Produce the listing below again, exactly as shown.

-- Begin RECORD EXCERPTS --

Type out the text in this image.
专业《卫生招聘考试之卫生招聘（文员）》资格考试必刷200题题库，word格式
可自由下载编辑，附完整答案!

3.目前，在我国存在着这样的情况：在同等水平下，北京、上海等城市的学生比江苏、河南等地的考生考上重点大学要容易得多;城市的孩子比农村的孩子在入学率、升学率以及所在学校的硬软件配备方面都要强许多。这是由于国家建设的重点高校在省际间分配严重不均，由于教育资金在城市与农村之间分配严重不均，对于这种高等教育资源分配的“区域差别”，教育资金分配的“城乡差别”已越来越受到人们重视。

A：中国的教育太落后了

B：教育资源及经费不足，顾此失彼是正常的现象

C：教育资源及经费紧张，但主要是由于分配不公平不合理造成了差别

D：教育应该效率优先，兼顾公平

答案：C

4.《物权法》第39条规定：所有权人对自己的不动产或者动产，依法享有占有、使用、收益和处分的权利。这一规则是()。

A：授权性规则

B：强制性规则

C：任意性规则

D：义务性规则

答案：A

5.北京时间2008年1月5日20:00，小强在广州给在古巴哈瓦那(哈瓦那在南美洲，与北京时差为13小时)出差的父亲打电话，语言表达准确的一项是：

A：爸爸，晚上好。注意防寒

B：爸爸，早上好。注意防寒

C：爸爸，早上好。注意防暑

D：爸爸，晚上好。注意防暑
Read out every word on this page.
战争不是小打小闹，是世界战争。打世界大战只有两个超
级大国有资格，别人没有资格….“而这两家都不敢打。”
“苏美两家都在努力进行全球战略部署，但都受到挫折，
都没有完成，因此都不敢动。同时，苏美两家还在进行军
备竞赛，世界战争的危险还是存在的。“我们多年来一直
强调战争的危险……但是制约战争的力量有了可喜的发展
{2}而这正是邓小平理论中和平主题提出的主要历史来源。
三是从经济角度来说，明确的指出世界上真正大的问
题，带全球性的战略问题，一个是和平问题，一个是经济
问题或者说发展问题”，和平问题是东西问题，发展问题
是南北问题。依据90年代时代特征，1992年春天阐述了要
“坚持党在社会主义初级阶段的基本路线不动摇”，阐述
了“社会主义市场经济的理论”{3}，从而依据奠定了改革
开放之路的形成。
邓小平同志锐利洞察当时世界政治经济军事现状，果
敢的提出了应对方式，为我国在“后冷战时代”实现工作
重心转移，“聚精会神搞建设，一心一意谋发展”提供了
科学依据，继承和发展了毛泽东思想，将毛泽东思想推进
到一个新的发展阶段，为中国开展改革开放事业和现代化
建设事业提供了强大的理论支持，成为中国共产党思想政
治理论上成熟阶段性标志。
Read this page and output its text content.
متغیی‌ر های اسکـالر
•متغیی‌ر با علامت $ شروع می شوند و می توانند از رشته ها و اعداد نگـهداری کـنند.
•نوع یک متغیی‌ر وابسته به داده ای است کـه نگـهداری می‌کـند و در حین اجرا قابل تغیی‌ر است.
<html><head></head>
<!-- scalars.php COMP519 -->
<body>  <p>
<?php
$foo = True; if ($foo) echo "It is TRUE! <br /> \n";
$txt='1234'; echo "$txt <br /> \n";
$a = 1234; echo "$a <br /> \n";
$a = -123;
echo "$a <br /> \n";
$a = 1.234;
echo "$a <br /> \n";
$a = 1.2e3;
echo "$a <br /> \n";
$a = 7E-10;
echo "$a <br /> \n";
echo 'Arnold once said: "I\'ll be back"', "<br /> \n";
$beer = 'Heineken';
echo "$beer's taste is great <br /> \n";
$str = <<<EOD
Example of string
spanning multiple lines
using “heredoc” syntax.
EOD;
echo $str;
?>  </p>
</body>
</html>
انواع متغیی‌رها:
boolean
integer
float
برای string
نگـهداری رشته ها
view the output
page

-- End RECORD EXCERPTS --

--- FINISHED TASK ---
Type out the text in this image.
专业《卫生招聘考试之卫生招聘（文员）》资格考试必刷200题题库，word格式
可自由下载编辑，附完整答案!

3.目前，在我国存在着这样的情况：在同等水平下，北京、上海等城市的学生比江苏、河南等地的考生考上重点大学要容易得多;城市的孩子比农村的孩子在入学率、升学率以及所在学校的硬软件配备方面都要强许多。这是由于国家建设的重点高校在省际间分配严重不均，由于教育资金在城市与农村之间分配严重不均，对于这种高等教育资源分配的“区域差别”，教育资金分配的“城乡差别”已越来越受到人们重视。

A：中国的教育太落后了

B：教育资源及经费不足，顾此失彼是正常的现象

C：教育资源及经费紧张，但主要是由于分配不公平不合理造成了差别

D：教育应该效率优先，兼顾公平

答案：C

4.《物权法》第39条规定：所有权人对自己的不动产或者动产，依法享有占有、使用、收益和处分的权利。这一规则是()。

A：授权性规则

B：强制性规则

C：任意性规则

D：义务性规则

答案：A

5.北京时间2008年1月5日20:00，小强在广州给在古巴哈瓦那(哈瓦那在南美洲，与北京时差为13小时)出差的父亲打电话，语言表达准确的一项是：

A：爸爸，晚上好。注意防寒

B：爸爸，早上好。注意防寒

C：爸爸，早上好。注意防暑

D：爸爸，晚上好。注意防暑
Read out every word on this page.
战争不是小打小闹，是世界战争。打世界大战只有两个超
级大国有资格，别人没有资格….“而这两家都不敢打。”
“苏美两家都在努力进行全球战略部署，但都受到挫折，
都没有完成，因此都不敢动。同时，苏美两家还在进行军
备竞赛，世界战争的危险还是存在的。“我们多年来一直
强调战争的危险……但是制约战争的力量有了可喜的发展
{2}而这正是邓小平理论中和平主题提出的主要历史来源。
三是从经济角度来说，明确的指出世界上真正大的问
题，带全球性的战略问题，一个是和平问题，一个是经济
问题或者说发展问题”，和平问题是东西问题，发展问题
是南北问题。依据90年代时代特征，1992年春天阐述了要
“坚持党在社会主义初级阶段的基本路线不动摇”，阐述
了“社会主义市场经济的理论”{3}，从而依据奠定了改革
开放之路的形成。
邓小平同志锐利洞察当时世界政治经济军事现状，果
敢的提出了应对方式，为我国在“后冷战时代”实现工作
重心转移，“聚精会神搞建设，一心一意谋发展”提供了
科学依据，继承和发展了毛泽东思想，将毛泽东思想推进
到一个新的发展阶段，为中国开展改革开放事业和现代化
建设事业提供了强大的理论支持，成为中国共产党思想政
治理论上成熟阶段性标志。
Read this page and output its text content.
متغیی‌ر های اسکـالر
•متغیی‌ر با علامت $ شروع می شوند و می توانند از رشته ها و اعداد نگـهداری کـنند.
•نوع یک متغیی‌ر وابسته به داده ای است کـه نگـهداری می‌کـند و در حین اجرا قابل تغیی‌ر است.
<html><head></head>
<!-- scalars.php COMP519 -->
<body>  <p>
<?php
$foo = True; if ($foo) echo "It is TRUE! <br /> \n";
$txt='1234'; echo "$txt <br /> \n";
$a = 1234; echo "$a <br /> \n";
$a = -123;
echo "$a <br /> \n";
$a = 1.234;
echo "$a <br /> \n";
$a = 1.2e3;
echo "$a <br /> \n";
$a = 7E-10;
echo "$a <br /> \n";
echo 'Arnold once said: "I\'ll be back"', "<br /> \n";
$beer = 'Heineken';
echo "$beer's taste is great <br /> \n";
$str = <<<EOD
Example of string
spanning multiple lines
using “heredoc” syntax.
EOD;
echo $str;
?>  </p>
</body>
</html>
انواع متغیی‌رها:
boolean
integer
float
برای string
نگـهداری رشته ها
view the output
page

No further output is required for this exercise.